Layout element entries >>
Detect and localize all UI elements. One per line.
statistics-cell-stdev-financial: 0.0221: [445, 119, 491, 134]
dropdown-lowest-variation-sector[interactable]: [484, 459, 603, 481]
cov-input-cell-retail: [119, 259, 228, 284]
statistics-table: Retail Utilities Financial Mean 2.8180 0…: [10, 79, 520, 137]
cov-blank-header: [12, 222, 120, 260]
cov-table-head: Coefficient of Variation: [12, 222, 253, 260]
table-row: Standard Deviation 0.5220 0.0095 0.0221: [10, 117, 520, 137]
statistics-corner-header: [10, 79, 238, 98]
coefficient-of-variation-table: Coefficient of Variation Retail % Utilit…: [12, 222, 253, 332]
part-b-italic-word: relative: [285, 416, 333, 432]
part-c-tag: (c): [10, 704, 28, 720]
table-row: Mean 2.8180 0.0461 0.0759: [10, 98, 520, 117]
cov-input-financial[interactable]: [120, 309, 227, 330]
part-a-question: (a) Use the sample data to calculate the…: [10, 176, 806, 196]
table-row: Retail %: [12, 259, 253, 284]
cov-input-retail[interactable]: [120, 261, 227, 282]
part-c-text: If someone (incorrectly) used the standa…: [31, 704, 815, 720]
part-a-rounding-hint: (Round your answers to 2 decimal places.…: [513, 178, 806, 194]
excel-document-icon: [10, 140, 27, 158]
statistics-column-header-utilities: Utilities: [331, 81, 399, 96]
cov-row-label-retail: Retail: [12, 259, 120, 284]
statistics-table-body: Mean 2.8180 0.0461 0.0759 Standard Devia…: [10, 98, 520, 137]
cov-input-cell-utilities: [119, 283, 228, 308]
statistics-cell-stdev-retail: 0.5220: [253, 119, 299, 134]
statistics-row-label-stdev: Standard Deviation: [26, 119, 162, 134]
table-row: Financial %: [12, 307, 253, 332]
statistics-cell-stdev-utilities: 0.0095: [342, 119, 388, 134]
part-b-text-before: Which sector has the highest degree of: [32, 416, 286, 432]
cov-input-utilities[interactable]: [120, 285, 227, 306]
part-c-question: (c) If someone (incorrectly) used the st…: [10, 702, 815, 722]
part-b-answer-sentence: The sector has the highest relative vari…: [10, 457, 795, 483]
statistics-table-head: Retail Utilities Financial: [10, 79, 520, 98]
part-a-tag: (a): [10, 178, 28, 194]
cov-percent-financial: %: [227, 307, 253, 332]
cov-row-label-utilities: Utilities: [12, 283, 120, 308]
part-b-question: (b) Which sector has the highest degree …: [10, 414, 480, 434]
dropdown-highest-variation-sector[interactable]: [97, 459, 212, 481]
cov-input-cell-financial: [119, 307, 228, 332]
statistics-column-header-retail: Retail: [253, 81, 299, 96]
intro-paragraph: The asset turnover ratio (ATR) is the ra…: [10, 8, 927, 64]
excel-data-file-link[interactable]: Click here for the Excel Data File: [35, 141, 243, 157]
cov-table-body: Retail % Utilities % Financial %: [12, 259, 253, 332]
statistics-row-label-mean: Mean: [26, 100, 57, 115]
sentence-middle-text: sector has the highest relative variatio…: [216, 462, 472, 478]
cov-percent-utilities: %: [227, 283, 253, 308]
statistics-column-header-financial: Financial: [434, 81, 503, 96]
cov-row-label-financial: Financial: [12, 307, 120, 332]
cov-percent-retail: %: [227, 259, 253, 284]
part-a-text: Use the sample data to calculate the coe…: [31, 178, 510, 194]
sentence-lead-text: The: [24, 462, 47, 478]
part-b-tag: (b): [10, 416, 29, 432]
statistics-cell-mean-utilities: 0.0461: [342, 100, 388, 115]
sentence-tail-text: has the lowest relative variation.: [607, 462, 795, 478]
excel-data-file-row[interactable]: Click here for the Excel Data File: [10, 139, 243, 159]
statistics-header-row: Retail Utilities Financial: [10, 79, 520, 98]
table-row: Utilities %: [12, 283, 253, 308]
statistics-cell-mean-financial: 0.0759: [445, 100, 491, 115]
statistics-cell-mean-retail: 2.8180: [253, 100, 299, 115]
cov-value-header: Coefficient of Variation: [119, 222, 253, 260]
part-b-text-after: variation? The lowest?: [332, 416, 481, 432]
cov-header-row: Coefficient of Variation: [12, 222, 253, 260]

...

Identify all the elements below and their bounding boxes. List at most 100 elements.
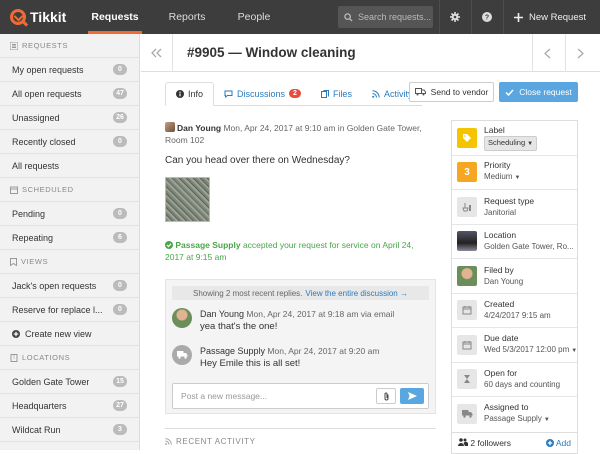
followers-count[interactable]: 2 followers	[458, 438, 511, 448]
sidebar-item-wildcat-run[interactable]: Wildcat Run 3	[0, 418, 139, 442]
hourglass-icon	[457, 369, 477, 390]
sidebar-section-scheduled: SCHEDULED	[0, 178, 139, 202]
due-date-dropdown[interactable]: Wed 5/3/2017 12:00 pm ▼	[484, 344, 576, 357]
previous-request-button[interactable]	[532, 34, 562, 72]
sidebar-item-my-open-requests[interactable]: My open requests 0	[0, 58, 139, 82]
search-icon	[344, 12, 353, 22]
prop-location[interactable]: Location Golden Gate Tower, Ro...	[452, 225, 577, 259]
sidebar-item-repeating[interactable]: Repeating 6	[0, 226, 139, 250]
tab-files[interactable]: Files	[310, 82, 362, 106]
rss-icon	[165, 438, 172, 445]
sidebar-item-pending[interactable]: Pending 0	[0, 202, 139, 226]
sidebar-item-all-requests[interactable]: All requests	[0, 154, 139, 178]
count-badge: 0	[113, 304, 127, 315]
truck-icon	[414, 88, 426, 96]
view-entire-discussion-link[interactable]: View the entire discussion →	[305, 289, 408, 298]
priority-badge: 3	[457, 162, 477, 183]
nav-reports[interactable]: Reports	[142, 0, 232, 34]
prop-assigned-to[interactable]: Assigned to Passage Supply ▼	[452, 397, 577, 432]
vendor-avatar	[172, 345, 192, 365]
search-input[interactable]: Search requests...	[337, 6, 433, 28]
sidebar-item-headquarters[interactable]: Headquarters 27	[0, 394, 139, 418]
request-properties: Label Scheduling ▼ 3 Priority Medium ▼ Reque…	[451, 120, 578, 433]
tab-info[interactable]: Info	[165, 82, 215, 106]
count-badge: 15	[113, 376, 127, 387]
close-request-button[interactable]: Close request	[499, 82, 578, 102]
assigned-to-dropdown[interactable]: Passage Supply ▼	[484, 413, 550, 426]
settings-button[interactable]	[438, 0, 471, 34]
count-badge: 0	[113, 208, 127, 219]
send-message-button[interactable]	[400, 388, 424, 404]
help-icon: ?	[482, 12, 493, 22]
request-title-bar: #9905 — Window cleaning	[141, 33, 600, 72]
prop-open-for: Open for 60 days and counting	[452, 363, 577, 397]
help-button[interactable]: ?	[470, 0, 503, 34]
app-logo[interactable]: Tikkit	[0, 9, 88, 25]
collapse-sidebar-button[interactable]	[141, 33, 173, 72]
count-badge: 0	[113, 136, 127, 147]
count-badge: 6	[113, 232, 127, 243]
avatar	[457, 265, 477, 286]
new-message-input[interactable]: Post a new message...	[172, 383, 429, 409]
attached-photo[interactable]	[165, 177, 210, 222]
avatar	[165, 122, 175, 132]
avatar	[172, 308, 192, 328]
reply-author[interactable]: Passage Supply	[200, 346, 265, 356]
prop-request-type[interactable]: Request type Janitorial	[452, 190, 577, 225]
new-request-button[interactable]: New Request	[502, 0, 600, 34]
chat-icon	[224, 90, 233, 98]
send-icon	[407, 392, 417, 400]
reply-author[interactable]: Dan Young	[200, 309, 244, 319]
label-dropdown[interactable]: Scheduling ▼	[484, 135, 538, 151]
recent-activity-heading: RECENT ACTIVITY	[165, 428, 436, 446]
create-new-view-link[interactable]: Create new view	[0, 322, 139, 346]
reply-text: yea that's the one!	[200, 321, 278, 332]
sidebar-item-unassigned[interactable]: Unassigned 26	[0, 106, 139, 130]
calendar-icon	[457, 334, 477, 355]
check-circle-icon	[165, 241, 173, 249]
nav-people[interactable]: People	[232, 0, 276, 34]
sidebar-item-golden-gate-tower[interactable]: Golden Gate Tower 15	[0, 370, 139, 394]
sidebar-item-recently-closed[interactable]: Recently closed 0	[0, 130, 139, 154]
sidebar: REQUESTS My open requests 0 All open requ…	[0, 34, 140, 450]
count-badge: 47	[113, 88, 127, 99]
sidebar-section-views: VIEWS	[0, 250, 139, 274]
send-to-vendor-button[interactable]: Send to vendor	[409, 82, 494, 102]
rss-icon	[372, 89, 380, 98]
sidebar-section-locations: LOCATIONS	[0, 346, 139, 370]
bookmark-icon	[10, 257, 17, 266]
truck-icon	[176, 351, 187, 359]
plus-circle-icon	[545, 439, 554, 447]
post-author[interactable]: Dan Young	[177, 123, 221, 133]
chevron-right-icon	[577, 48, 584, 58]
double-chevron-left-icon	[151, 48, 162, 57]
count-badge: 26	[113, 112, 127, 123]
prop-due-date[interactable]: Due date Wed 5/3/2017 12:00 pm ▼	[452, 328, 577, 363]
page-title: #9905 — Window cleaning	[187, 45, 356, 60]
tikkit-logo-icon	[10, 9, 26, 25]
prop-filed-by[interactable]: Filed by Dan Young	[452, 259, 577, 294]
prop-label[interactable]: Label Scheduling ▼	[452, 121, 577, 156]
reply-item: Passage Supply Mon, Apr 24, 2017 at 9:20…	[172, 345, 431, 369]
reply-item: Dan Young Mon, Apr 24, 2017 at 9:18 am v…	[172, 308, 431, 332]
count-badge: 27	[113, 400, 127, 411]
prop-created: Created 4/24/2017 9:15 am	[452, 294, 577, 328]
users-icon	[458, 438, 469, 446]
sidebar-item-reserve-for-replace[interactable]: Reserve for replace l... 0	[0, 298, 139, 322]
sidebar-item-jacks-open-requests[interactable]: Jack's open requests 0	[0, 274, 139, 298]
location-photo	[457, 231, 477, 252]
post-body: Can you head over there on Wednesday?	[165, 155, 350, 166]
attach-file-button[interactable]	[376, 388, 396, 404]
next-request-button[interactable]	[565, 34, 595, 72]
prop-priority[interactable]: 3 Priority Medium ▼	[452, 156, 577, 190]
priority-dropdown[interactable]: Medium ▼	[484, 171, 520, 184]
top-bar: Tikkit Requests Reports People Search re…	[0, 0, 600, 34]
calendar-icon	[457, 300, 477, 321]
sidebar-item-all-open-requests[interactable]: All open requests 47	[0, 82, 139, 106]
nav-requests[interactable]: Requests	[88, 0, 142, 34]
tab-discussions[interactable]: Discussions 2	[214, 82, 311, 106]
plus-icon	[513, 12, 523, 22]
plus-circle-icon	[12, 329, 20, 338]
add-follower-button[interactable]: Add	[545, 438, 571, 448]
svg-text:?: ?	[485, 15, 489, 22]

--

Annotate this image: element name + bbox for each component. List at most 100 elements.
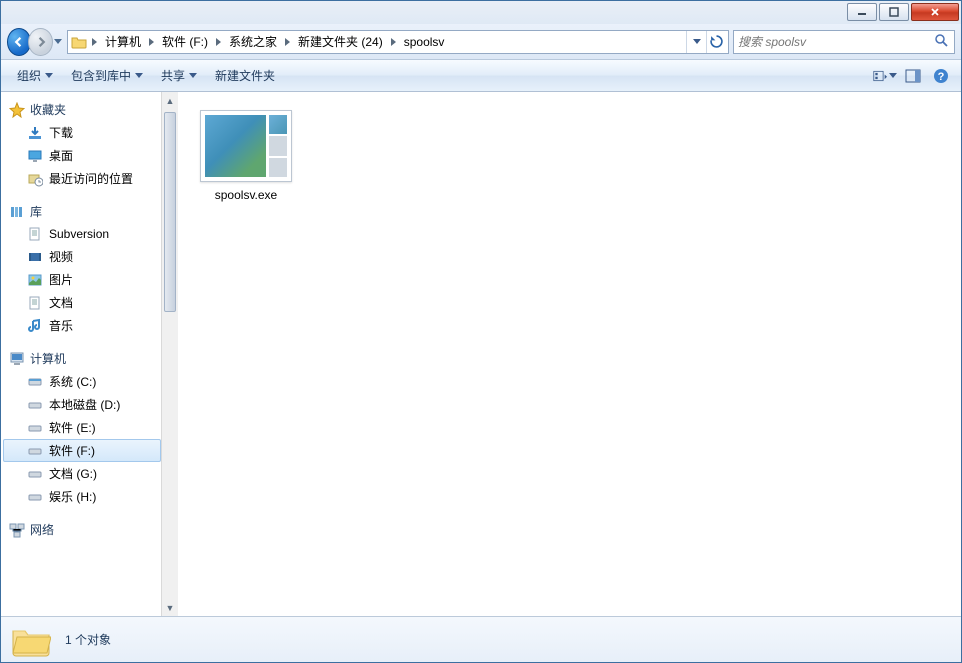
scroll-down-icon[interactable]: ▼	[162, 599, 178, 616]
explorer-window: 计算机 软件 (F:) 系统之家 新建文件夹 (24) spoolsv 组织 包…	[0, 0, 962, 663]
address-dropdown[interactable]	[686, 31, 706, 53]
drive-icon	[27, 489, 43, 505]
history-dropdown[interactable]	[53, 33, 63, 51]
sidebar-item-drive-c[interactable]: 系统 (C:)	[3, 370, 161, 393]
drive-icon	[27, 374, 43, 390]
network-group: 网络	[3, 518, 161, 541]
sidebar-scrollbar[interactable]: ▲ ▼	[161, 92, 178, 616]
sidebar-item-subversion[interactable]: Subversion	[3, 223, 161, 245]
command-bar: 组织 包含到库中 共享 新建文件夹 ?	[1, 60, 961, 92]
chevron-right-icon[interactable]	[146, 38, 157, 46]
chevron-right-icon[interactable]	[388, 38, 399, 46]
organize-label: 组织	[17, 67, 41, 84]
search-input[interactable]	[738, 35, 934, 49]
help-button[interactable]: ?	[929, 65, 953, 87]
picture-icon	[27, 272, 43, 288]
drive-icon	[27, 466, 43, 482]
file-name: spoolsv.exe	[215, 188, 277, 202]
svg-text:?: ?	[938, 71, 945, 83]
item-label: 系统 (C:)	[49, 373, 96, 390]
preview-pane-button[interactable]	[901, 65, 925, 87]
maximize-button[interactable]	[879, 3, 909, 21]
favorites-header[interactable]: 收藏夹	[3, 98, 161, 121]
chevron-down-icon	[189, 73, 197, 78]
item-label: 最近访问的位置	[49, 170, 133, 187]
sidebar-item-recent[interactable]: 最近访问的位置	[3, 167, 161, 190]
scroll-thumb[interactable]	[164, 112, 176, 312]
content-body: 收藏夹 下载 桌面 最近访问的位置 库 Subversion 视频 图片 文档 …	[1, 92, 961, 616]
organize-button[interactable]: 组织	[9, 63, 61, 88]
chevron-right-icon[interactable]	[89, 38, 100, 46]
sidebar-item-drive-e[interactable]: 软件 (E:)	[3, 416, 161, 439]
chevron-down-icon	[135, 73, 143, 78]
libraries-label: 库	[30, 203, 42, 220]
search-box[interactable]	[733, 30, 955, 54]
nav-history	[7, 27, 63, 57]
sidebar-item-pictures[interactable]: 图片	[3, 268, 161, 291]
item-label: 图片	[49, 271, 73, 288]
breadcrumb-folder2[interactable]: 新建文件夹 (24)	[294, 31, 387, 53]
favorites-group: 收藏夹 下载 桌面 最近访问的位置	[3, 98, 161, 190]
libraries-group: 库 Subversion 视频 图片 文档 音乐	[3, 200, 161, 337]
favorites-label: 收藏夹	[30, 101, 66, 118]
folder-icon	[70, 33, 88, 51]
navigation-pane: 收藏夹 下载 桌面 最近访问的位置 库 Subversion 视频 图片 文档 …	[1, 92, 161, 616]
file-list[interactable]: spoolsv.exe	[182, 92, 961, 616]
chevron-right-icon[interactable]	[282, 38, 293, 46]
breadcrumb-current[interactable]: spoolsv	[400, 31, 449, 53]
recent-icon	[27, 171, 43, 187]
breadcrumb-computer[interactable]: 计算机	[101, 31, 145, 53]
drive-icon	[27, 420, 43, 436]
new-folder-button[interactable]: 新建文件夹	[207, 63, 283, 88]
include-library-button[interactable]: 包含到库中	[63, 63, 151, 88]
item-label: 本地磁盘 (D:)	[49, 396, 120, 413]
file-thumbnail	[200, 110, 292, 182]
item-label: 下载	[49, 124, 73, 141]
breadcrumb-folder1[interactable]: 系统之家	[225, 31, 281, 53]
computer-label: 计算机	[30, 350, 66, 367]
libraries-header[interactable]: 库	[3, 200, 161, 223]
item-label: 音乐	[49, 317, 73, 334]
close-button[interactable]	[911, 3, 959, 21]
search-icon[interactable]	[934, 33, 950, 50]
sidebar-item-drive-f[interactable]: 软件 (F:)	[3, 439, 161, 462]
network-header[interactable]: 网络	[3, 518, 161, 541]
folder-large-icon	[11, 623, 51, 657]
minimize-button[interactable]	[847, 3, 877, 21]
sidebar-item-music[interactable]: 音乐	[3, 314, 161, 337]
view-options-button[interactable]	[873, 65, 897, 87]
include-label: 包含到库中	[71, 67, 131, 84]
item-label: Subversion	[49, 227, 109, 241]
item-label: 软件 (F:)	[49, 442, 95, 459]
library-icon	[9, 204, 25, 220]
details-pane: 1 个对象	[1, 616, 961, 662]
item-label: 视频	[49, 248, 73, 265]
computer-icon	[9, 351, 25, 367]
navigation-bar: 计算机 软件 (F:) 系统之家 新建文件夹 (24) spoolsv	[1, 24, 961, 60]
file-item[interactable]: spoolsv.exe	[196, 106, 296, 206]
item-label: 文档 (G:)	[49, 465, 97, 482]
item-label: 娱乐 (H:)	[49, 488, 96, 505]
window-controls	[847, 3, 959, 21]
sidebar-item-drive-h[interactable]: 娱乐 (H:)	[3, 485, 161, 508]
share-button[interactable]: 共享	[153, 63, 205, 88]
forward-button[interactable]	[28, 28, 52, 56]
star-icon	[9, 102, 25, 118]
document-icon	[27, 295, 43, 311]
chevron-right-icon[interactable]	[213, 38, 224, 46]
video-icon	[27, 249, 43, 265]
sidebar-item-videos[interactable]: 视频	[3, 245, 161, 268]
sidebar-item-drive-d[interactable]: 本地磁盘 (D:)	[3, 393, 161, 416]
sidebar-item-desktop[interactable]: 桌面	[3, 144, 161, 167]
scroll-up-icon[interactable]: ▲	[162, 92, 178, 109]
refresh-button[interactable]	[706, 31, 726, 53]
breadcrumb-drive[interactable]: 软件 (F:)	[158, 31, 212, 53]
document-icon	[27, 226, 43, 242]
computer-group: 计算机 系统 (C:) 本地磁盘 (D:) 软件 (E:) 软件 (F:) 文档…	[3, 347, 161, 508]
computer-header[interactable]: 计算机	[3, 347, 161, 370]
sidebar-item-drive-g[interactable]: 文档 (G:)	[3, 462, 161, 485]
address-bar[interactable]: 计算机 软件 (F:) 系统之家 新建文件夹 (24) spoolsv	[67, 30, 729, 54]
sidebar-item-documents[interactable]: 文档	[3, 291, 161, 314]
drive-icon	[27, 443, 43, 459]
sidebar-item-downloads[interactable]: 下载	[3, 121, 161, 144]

What you should do >>
Can you copy, character for character, each line above from the one that contains "Detect and localize" through the one that contains "part-b-answer-sentence: The sector", including both of those lines?

Written reply >>
Detect and localize all UI elements. One per line.
statistics-cell-stdev-financial: 0.0221: [445, 119, 491, 134]
dropdown-lowest-variation-sector[interactable]: [484, 459, 603, 481]
cov-input-cell-retail: [119, 259, 228, 284]
statistics-table: Retail Utilities Financial Mean 2.8180 0…: [10, 79, 520, 137]
cov-blank-header: [12, 222, 120, 260]
cov-table-head: Coefficient of Variation: [12, 222, 253, 260]
table-row: Standard Deviation 0.5220 0.0095 0.0221: [10, 117, 520, 137]
statistics-corner-header: [10, 79, 238, 98]
coefficient-of-variation-table: Coefficient of Variation Retail % Utilit…: [12, 222, 253, 332]
part-b-italic-word: relative: [285, 416, 333, 432]
part-c-tag: (c): [10, 704, 28, 720]
table-row: Mean 2.8180 0.0461 0.0759: [10, 98, 520, 117]
cov-input-financial[interactable]: [120, 309, 227, 330]
part-a-question: (a) Use the sample data to calculate the…: [10, 176, 806, 196]
table-row: Retail %: [12, 259, 253, 284]
cov-input-retail[interactable]: [120, 261, 227, 282]
part-c-text: If someone (incorrectly) used the standa…: [31, 704, 815, 720]
part-a-rounding-hint: (Round your answers to 2 decimal places.…: [513, 178, 806, 194]
excel-document-icon: [10, 140, 27, 158]
statistics-column-header-utilities: Utilities: [331, 81, 399, 96]
cov-row-label-retail: Retail: [12, 259, 120, 284]
statistics-table-body: Mean 2.8180 0.0461 0.0759 Standard Devia…: [10, 98, 520, 137]
cov-input-cell-utilities: [119, 283, 228, 308]
statistics-cell-stdev-retail: 0.5220: [253, 119, 299, 134]
statistics-row-label-stdev: Standard Deviation: [26, 119, 162, 134]
table-row: Financial %: [12, 307, 253, 332]
statistics-cell-stdev-utilities: 0.0095: [342, 119, 388, 134]
part-b-text-before: Which sector has the highest degree of: [32, 416, 286, 432]
cov-input-utilities[interactable]: [120, 285, 227, 306]
part-c-question: (c) If someone (incorrectly) used the st…: [10, 702, 815, 722]
part-b-answer-sentence: The sector has the highest relative vari…: [10, 457, 795, 483]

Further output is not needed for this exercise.